» Problem statement
In the material below, find each line holding the string "Virtual" and copy it.
━━━━━━━━━━━━━━━━━━━━
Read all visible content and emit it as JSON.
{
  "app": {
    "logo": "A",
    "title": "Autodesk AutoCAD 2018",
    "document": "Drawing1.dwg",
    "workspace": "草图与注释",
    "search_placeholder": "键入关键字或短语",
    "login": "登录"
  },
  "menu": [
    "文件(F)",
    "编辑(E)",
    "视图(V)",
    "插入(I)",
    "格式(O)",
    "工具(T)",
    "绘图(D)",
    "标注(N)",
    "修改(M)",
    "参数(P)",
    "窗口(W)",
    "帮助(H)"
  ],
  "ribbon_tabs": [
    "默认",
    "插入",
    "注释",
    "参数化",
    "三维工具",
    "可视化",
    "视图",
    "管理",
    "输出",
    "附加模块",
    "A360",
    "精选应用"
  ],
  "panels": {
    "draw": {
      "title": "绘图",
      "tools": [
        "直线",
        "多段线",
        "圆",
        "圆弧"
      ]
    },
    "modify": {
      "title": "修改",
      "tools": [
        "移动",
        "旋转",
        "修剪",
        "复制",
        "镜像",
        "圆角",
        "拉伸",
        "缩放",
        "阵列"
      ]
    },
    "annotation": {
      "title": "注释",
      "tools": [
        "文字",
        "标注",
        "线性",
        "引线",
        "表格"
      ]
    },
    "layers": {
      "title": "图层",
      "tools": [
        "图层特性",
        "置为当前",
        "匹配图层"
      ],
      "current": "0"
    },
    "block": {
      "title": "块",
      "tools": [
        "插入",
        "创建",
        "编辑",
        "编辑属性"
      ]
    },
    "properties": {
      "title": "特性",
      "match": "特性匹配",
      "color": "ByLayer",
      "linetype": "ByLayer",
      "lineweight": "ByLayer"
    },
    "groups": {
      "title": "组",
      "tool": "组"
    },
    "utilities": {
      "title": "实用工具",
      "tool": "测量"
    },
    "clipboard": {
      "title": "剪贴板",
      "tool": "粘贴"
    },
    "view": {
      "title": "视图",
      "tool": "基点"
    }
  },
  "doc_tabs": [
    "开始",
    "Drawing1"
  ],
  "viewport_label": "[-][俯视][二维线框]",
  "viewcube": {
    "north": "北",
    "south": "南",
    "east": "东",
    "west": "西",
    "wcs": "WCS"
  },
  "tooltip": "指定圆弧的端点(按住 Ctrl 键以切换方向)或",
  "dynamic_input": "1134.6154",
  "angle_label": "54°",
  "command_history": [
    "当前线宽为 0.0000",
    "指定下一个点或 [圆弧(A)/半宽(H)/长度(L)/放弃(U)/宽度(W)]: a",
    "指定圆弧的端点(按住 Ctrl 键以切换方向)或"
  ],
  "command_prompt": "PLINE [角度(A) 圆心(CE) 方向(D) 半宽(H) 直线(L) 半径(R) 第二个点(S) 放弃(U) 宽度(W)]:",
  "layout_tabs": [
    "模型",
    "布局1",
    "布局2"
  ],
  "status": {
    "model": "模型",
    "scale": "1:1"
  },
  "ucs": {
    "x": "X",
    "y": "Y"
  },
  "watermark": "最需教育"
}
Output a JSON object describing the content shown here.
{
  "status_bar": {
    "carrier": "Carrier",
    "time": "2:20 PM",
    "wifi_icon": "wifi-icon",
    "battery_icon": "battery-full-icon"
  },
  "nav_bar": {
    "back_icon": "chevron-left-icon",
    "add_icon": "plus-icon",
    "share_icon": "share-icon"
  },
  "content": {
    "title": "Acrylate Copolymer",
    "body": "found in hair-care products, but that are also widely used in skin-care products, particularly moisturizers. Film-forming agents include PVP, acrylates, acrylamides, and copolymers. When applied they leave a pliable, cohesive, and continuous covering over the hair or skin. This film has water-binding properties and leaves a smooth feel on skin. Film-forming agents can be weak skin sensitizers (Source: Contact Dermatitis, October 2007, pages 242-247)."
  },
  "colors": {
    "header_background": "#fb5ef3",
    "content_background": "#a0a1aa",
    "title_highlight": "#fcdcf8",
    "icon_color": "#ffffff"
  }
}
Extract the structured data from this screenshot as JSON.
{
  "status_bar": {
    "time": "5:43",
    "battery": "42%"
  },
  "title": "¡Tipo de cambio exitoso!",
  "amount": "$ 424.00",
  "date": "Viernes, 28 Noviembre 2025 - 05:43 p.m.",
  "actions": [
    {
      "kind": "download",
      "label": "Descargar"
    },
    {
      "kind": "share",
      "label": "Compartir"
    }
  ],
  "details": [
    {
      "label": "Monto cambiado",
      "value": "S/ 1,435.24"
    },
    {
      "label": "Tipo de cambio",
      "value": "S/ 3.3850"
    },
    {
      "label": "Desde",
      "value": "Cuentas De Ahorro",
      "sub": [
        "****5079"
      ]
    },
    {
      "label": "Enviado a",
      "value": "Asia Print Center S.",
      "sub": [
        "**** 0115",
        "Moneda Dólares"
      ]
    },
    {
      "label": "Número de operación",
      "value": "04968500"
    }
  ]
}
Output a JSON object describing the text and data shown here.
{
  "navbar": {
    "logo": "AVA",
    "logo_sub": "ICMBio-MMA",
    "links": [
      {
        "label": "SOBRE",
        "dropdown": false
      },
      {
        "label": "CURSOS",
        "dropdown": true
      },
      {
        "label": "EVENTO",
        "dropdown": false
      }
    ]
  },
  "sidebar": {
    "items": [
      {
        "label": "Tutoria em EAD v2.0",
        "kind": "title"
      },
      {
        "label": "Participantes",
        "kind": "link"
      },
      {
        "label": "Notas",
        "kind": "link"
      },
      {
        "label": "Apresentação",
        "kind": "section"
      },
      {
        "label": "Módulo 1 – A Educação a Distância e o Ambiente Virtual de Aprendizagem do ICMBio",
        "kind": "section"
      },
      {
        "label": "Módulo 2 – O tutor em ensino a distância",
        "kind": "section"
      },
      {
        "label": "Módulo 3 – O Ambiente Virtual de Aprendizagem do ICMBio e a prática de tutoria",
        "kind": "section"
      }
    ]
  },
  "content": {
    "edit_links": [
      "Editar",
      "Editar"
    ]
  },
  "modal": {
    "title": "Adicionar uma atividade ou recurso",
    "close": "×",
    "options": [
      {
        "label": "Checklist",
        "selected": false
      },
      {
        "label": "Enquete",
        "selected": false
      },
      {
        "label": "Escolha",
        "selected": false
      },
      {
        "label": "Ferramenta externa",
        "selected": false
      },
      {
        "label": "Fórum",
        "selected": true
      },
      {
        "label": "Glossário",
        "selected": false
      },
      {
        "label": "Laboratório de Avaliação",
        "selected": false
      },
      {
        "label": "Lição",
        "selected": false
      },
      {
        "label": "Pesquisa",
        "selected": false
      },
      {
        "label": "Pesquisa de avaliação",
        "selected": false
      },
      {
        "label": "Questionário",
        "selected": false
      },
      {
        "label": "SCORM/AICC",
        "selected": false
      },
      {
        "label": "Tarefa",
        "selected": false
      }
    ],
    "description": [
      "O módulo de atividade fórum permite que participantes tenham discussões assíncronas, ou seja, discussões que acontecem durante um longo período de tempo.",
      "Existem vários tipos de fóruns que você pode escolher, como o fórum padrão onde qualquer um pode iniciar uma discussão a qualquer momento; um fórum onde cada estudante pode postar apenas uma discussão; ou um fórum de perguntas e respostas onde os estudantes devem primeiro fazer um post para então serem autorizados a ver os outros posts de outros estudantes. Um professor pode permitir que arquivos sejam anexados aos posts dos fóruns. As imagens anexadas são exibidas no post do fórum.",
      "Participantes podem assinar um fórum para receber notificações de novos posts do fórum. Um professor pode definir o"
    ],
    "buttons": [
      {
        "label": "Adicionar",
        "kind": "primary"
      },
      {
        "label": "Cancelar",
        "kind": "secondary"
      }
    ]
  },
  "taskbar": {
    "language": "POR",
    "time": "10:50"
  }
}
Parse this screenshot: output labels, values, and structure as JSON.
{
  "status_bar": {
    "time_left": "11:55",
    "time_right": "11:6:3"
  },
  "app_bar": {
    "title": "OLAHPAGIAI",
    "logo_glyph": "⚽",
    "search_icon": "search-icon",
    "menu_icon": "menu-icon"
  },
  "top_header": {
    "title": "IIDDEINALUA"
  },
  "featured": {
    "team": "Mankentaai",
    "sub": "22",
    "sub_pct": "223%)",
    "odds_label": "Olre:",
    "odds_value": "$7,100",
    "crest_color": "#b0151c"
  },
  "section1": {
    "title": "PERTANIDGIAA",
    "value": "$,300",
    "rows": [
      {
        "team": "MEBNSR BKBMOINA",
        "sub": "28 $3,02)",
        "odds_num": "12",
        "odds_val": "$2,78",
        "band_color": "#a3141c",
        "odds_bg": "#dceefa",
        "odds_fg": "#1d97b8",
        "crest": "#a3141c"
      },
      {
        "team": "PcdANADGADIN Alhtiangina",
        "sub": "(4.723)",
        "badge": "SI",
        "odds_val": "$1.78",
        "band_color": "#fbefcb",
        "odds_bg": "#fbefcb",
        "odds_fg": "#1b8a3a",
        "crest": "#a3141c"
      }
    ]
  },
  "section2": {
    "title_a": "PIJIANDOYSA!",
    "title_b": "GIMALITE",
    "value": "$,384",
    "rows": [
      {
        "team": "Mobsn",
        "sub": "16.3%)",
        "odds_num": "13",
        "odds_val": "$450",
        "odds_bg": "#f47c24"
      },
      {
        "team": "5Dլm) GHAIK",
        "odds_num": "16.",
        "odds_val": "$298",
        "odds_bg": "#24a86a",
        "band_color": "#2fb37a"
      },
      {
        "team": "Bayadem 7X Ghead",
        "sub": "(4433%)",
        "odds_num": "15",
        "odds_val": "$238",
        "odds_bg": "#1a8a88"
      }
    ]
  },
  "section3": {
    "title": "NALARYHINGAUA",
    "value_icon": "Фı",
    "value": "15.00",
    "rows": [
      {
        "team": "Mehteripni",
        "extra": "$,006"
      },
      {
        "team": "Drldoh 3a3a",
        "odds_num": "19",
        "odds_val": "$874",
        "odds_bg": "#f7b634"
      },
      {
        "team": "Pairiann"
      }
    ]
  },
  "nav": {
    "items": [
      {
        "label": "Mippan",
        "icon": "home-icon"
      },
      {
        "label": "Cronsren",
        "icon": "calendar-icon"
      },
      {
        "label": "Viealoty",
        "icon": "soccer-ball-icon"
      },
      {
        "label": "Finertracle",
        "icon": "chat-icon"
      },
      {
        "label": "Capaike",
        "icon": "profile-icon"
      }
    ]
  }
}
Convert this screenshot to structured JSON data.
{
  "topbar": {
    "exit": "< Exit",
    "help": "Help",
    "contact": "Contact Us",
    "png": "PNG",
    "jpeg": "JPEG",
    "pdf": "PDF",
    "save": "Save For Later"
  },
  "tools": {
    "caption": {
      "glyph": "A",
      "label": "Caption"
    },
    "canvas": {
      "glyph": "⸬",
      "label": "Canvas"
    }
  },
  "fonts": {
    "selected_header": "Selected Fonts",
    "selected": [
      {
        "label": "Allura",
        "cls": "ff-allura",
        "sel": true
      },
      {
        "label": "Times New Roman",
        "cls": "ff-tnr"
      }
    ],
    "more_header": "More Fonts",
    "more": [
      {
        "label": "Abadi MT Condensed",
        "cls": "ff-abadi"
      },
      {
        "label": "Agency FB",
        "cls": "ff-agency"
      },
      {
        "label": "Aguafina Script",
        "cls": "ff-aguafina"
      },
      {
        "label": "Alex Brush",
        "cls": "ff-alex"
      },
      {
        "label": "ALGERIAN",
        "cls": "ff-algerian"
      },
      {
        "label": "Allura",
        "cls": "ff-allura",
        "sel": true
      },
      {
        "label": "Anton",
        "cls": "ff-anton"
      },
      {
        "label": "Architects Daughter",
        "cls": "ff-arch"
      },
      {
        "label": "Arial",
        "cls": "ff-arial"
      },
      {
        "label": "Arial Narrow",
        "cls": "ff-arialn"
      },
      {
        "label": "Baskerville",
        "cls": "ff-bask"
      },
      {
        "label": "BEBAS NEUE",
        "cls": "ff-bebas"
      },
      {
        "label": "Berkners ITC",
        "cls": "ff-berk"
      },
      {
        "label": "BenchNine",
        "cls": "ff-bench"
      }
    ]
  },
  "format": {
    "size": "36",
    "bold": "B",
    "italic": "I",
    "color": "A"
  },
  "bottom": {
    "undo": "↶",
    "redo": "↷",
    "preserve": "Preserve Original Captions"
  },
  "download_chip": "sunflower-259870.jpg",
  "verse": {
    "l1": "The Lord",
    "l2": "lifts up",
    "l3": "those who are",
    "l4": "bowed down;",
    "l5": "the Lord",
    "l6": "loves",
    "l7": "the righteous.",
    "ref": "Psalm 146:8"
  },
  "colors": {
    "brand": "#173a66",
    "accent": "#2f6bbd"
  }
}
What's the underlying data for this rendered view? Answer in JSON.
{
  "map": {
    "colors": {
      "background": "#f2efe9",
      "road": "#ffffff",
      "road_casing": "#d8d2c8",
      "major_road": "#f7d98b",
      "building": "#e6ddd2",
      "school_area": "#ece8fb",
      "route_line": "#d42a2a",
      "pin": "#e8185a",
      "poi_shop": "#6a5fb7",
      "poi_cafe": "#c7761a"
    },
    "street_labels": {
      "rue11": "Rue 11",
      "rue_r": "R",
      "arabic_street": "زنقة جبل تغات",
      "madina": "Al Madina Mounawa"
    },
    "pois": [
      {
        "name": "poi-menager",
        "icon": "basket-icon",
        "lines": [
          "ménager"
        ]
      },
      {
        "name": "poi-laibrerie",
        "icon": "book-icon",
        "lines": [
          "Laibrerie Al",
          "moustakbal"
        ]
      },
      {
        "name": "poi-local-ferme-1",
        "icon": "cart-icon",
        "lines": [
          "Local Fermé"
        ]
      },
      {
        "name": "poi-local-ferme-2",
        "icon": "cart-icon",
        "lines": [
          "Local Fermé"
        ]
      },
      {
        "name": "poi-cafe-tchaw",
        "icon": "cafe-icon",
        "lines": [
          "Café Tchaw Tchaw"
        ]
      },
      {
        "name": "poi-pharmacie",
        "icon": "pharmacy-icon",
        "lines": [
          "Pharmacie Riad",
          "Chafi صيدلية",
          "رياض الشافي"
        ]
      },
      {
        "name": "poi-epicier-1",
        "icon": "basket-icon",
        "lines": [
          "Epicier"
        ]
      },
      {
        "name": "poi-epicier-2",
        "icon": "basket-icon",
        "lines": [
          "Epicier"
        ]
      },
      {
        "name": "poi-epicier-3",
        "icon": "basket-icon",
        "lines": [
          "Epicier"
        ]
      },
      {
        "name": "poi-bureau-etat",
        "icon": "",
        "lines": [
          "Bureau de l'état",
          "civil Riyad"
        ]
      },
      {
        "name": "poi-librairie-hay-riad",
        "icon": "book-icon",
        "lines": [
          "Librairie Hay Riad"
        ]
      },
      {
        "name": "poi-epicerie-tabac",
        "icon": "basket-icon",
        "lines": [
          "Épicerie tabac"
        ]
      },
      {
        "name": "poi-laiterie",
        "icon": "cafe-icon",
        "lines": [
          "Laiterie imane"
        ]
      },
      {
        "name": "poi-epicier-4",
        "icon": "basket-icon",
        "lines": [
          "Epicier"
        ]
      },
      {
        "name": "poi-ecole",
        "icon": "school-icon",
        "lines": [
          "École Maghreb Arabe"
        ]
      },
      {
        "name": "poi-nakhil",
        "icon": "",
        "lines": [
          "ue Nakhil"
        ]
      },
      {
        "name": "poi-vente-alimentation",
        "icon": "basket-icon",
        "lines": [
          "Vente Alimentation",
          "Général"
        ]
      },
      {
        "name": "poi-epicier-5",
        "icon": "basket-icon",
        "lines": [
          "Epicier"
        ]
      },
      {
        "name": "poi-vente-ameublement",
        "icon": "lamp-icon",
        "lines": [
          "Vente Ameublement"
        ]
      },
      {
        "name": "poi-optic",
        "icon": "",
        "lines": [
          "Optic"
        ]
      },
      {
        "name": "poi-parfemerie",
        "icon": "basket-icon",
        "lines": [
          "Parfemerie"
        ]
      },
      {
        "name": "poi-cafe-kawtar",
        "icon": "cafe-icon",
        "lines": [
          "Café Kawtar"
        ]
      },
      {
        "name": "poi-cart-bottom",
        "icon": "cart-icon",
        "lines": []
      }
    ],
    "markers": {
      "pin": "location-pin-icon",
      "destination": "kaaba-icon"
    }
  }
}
━━━━━━━━━━━━━━━━━━━━
» Result of the task
        "label": "Módulo 1 – A Educação a Distância e o Ambiente Virtual de Aprendizagem do ICMBio",
        "label": "Módulo 3 – O Ambiente Virtual de Aprendizagem do ICMBio e a prática de tutoria",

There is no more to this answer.